───── Material to process

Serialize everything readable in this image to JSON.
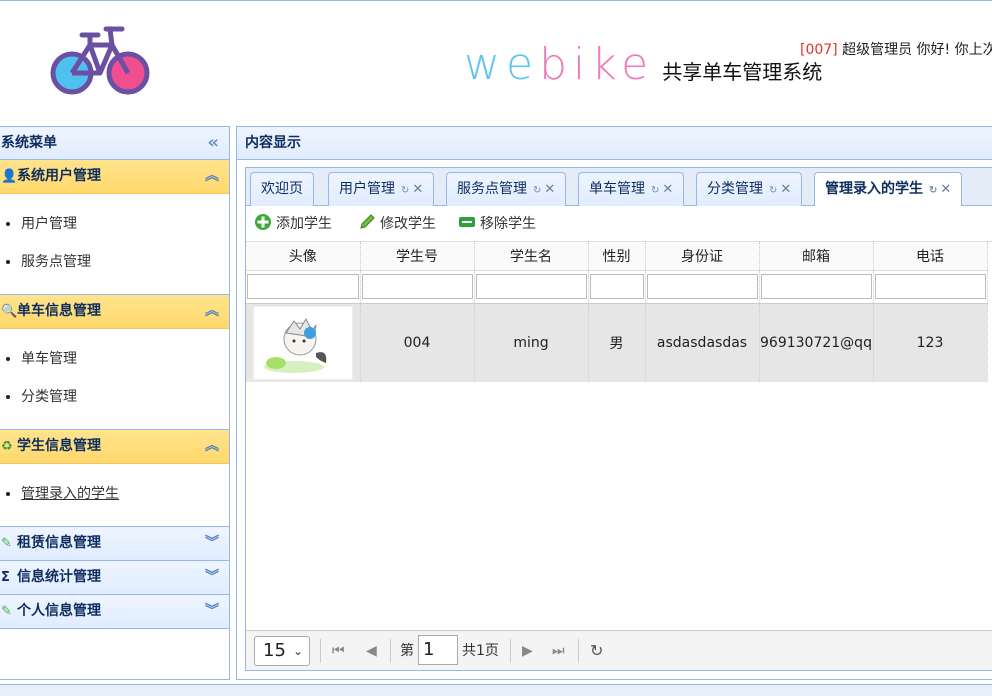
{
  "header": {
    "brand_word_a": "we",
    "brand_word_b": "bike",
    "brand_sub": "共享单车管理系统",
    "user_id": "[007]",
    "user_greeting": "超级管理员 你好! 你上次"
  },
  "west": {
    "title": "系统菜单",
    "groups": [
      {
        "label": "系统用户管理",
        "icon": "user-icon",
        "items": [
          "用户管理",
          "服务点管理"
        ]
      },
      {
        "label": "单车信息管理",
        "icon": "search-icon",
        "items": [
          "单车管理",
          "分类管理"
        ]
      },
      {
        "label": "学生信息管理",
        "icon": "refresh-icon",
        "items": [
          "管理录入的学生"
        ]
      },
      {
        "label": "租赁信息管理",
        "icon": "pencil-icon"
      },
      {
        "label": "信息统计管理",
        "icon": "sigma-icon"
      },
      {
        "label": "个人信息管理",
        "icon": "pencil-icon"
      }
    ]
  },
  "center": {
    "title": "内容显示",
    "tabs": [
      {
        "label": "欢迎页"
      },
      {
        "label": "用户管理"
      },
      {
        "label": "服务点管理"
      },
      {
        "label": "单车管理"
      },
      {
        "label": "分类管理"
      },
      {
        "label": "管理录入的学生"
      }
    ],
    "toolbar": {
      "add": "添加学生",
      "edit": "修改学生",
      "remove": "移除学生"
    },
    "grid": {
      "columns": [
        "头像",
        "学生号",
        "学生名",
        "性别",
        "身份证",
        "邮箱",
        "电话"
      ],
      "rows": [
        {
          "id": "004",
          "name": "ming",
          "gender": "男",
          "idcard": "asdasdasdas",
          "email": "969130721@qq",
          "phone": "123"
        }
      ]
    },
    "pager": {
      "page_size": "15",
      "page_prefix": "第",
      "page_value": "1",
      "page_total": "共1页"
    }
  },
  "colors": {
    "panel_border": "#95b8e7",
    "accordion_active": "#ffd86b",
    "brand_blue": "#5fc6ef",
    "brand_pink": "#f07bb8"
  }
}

──────────
───── Material to process

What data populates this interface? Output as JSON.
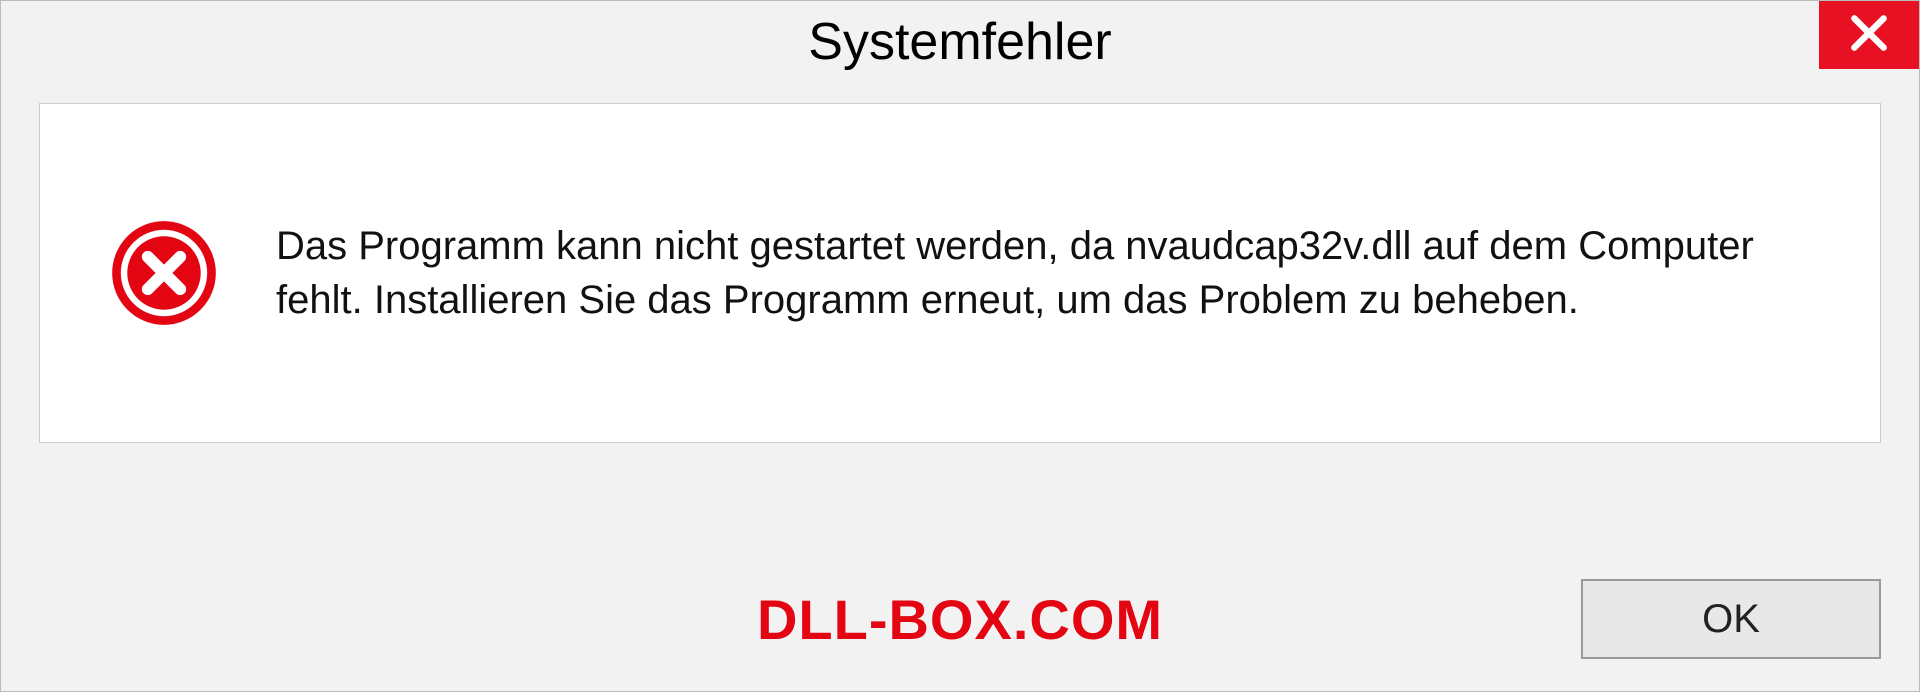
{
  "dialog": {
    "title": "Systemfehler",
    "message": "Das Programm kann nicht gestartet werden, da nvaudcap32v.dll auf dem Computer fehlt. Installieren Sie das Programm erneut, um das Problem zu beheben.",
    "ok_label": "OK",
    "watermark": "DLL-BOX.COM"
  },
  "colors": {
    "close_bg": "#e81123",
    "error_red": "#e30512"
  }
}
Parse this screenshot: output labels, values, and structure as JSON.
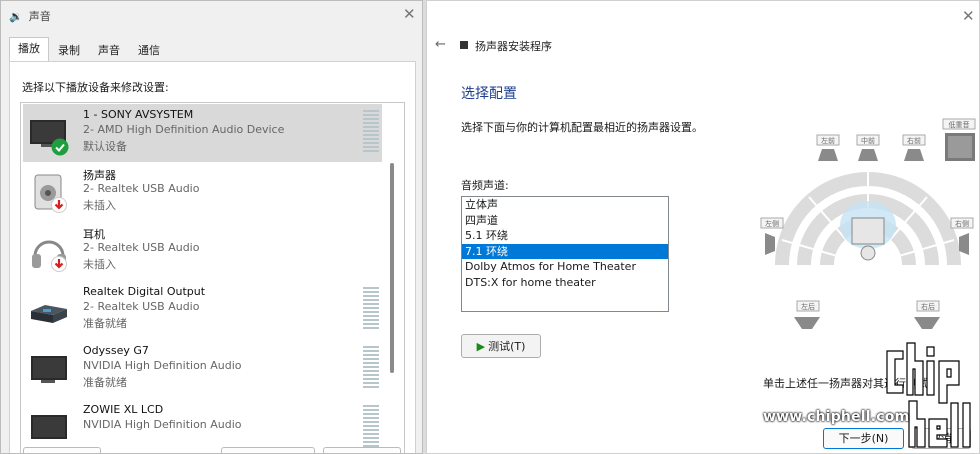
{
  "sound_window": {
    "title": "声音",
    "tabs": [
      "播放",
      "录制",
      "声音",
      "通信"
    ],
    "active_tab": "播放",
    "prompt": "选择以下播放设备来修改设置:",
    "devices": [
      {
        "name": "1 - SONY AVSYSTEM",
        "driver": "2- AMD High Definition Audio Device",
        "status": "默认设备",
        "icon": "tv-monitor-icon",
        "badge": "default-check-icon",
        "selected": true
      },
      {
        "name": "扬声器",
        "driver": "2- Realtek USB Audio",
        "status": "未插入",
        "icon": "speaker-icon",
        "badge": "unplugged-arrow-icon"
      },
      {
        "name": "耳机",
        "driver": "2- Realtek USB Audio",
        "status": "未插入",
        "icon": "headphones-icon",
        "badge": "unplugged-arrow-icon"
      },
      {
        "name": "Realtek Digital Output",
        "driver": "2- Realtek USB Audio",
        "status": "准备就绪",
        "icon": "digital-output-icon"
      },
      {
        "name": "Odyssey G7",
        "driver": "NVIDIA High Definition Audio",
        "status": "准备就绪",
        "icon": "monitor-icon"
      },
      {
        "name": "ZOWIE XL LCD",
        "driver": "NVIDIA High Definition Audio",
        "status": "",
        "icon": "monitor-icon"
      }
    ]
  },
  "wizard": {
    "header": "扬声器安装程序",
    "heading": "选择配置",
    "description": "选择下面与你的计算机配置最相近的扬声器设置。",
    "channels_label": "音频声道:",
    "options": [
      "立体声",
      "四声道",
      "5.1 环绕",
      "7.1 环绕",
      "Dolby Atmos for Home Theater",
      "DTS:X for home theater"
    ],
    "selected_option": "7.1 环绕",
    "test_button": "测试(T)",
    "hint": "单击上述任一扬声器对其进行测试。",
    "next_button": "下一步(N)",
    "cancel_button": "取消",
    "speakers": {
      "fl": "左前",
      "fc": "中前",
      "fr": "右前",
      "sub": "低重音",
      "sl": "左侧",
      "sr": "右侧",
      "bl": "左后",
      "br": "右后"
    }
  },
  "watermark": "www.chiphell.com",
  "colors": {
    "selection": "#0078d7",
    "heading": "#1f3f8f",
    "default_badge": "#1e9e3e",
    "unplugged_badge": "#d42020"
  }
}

──────────

> [Problem to solve]: Only lines with the string "watermark" belong in your answer; copy each one.

> [The answer]:
    "watermark": "DLL-BOX.COM"
  "watermark": "www.chiphell.com",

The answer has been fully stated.